** BEGIN INPUT RECORDS **
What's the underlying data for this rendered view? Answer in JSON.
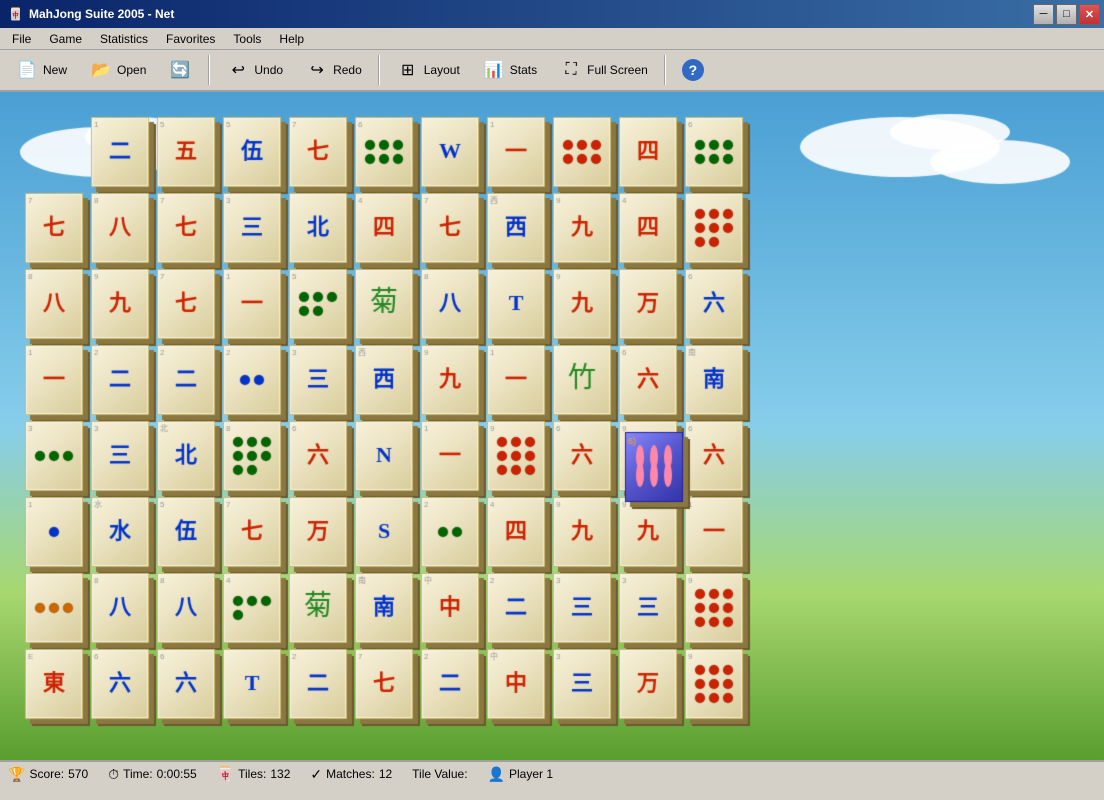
{
  "window": {
    "title": "MahJong Suite 2005 - Net"
  },
  "titlebar": {
    "minimize_label": "─",
    "maximize_label": "□",
    "close_label": "✕"
  },
  "menu": {
    "items": [
      {
        "label": "File",
        "id": "file"
      },
      {
        "label": "Game",
        "id": "game"
      },
      {
        "label": "Statistics",
        "id": "statistics"
      },
      {
        "label": "Favorites",
        "id": "favorites"
      },
      {
        "label": "Tools",
        "id": "tools"
      },
      {
        "label": "Help",
        "id": "help"
      }
    ]
  },
  "toolbar": {
    "buttons": [
      {
        "id": "new",
        "label": "New",
        "icon": "📄"
      },
      {
        "id": "open",
        "label": "Open",
        "icon": "📂"
      },
      {
        "id": "refresh",
        "label": "",
        "icon": "🔄"
      },
      {
        "id": "undo",
        "label": "Undo",
        "icon": "↩"
      },
      {
        "id": "redo",
        "label": "Redo",
        "icon": "↪"
      },
      {
        "id": "layout",
        "label": "Layout",
        "icon": "⊞"
      },
      {
        "id": "stats",
        "label": "Stats",
        "icon": "📊"
      },
      {
        "id": "fullscreen",
        "label": "Full Screen",
        "icon": "⛶"
      },
      {
        "id": "help",
        "label": "",
        "icon": "?"
      }
    ]
  },
  "statusbar": {
    "score_label": "Score:",
    "score_value": "570",
    "time_label": "Time:",
    "time_value": "0:00:55",
    "tiles_label": "Tiles:",
    "tiles_value": "132",
    "matches_label": "Matches:",
    "matches_value": "12",
    "tile_value_label": "Tile Value:",
    "player_label": "Player 1"
  },
  "colors": {
    "sky_top": "#4a9fd4",
    "sky_bottom": "#87ceeb",
    "grass": "#5a9e30",
    "tile_bg": "#f0e8c0",
    "tile_shadow": "#8a7840",
    "tile_border": "#c8b870",
    "selected_tile": "#6060dd"
  }
}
** END INPUT RECORDS **
** PROBLEM DETAILS **
Go through the material above and print all of it exactly, except the pictures.

** ANSWER TO THE TASK **
What's the underlying data for this rendered view? Answer in JSON.
{
  "window": {
    "title": "MahJong Suite 2005 - Net"
  },
  "titlebar": {
    "minimize_label": "─",
    "maximize_label": "□",
    "close_label": "✕"
  },
  "menu": {
    "items": [
      {
        "label": "File",
        "id": "file"
      },
      {
        "label": "Game",
        "id": "game"
      },
      {
        "label": "Statistics",
        "id": "statistics"
      },
      {
        "label": "Favorites",
        "id": "favorites"
      },
      {
        "label": "Tools",
        "id": "tools"
      },
      {
        "label": "Help",
        "id": "help"
      }
    ]
  },
  "toolbar": {
    "buttons": [
      {
        "id": "new",
        "label": "New",
        "icon": "📄"
      },
      {
        "id": "open",
        "label": "Open",
        "icon": "📂"
      },
      {
        "id": "refresh",
        "label": "",
        "icon": "🔄"
      },
      {
        "id": "undo",
        "label": "Undo",
        "icon": "↩"
      },
      {
        "id": "redo",
        "label": "Redo",
        "icon": "↪"
      },
      {
        "id": "layout",
        "label": "Layout",
        "icon": "⊞"
      },
      {
        "id": "stats",
        "label": "Stats",
        "icon": "📊"
      },
      {
        "id": "fullscreen",
        "label": "Full Screen",
        "icon": "⛶"
      },
      {
        "id": "help",
        "label": "",
        "icon": "?"
      }
    ]
  },
  "statusbar": {
    "score_label": "Score:",
    "score_value": "570",
    "time_label": "Time:",
    "time_value": "0:00:55",
    "tiles_label": "Tiles:",
    "tiles_value": "132",
    "matches_label": "Matches:",
    "matches_value": "12",
    "tile_value_label": "Tile Value:",
    "player_label": "Player 1"
  },
  "colors": {
    "sky_top": "#4a9fd4",
    "sky_bottom": "#87ceeb",
    "grass": "#5a9e30",
    "tile_bg": "#f0e8c0",
    "tile_shadow": "#8a7840",
    "tile_border": "#c8b870",
    "selected_tile": "#6060dd"
  }
}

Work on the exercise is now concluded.